• [Problem to work on]: Give the data below again exactly as written, without its pictures.

• [Listed records]:

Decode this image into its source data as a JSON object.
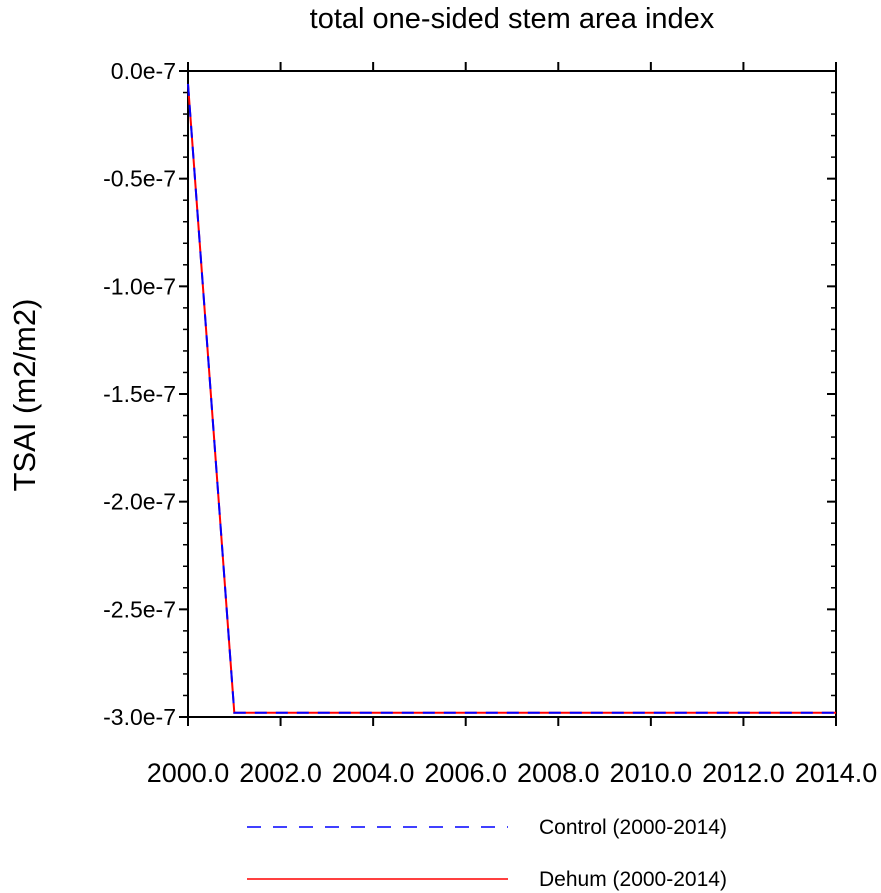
{
  "chart_data": {
    "type": "line",
    "title": "total one-sided stem area index",
    "xlabel": "",
    "ylabel": "TSAI  (m2/m2)",
    "xlim": [
      2000.0,
      2014.0
    ],
    "ylim": [
      -3e-07,
      0.0
    ],
    "x_ticks": [
      2000,
      2002,
      2004,
      2006,
      2008,
      2010,
      2012,
      2014
    ],
    "x_tick_labels": [
      "2000.0",
      "2002.0",
      "2004.0",
      "2006.0",
      "2008.0",
      "2010.0",
      "2012.0",
      "2014.0"
    ],
    "y_ticks": [
      0.0,
      -5e-08,
      -1e-07,
      -1.5e-07,
      -2e-07,
      -2.5e-07,
      -3e-07
    ],
    "y_tick_labels": [
      "0.0e-7",
      "-0.5e-7",
      "-1.0e-7",
      "-1.5e-7",
      "-2.0e-7",
      "-2.5e-7",
      "-3.0e-7"
    ],
    "grid": false,
    "legend_position": "bottom",
    "x": [
      2000,
      2001,
      2002,
      2003,
      2004,
      2005,
      2006,
      2007,
      2008,
      2009,
      2010,
      2011,
      2012,
      2013,
      2014
    ],
    "series": [
      {
        "name": "Control (2000-2014)",
        "color": "#0000ff",
        "style": "dashed",
        "values": [
          -6e-09,
          -2.98e-07,
          -2.98e-07,
          -2.98e-07,
          -2.98e-07,
          -2.98e-07,
          -2.98e-07,
          -2.98e-07,
          -2.98e-07,
          -2.98e-07,
          -2.98e-07,
          -2.98e-07,
          -2.98e-07,
          -2.98e-07,
          -2.98e-07
        ]
      },
      {
        "name": "Dehum (2000-2014)",
        "color": "#ff0000",
        "style": "solid",
        "values": [
          -6e-09,
          -2.98e-07,
          -2.98e-07,
          -2.98e-07,
          -2.98e-07,
          -2.98e-07,
          -2.98e-07,
          -2.98e-07,
          -2.98e-07,
          -2.98e-07,
          -2.98e-07,
          -2.98e-07,
          -2.98e-07,
          -2.98e-07,
          -2.98e-07
        ]
      }
    ]
  }
}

• [Solution]:
Decode this image into its source data as a JSON object.
{
  "chart_data": {
    "type": "line",
    "title": "total one-sided stem area index",
    "xlabel": "",
    "ylabel": "TSAI  (m2/m2)",
    "xlim": [
      2000.0,
      2014.0
    ],
    "ylim": [
      -3e-07,
      0.0
    ],
    "x_ticks": [
      2000,
      2002,
      2004,
      2006,
      2008,
      2010,
      2012,
      2014
    ],
    "x_tick_labels": [
      "2000.0",
      "2002.0",
      "2004.0",
      "2006.0",
      "2008.0",
      "2010.0",
      "2012.0",
      "2014.0"
    ],
    "y_ticks": [
      0.0,
      -5e-08,
      -1e-07,
      -1.5e-07,
      -2e-07,
      -2.5e-07,
      -3e-07
    ],
    "y_tick_labels": [
      "0.0e-7",
      "-0.5e-7",
      "-1.0e-7",
      "-1.5e-7",
      "-2.0e-7",
      "-2.5e-7",
      "-3.0e-7"
    ],
    "grid": false,
    "legend_position": "bottom",
    "x": [
      2000,
      2001,
      2002,
      2003,
      2004,
      2005,
      2006,
      2007,
      2008,
      2009,
      2010,
      2011,
      2012,
      2013,
      2014
    ],
    "series": [
      {
        "name": "Control (2000-2014)",
        "color": "#0000ff",
        "style": "dashed",
        "values": [
          -6e-09,
          -2.98e-07,
          -2.98e-07,
          -2.98e-07,
          -2.98e-07,
          -2.98e-07,
          -2.98e-07,
          -2.98e-07,
          -2.98e-07,
          -2.98e-07,
          -2.98e-07,
          -2.98e-07,
          -2.98e-07,
          -2.98e-07,
          -2.98e-07
        ]
      },
      {
        "name": "Dehum (2000-2014)",
        "color": "#ff0000",
        "style": "solid",
        "values": [
          -6e-09,
          -2.98e-07,
          -2.98e-07,
          -2.98e-07,
          -2.98e-07,
          -2.98e-07,
          -2.98e-07,
          -2.98e-07,
          -2.98e-07,
          -2.98e-07,
          -2.98e-07,
          -2.98e-07,
          -2.98e-07,
          -2.98e-07,
          -2.98e-07
        ]
      }
    ]
  }
}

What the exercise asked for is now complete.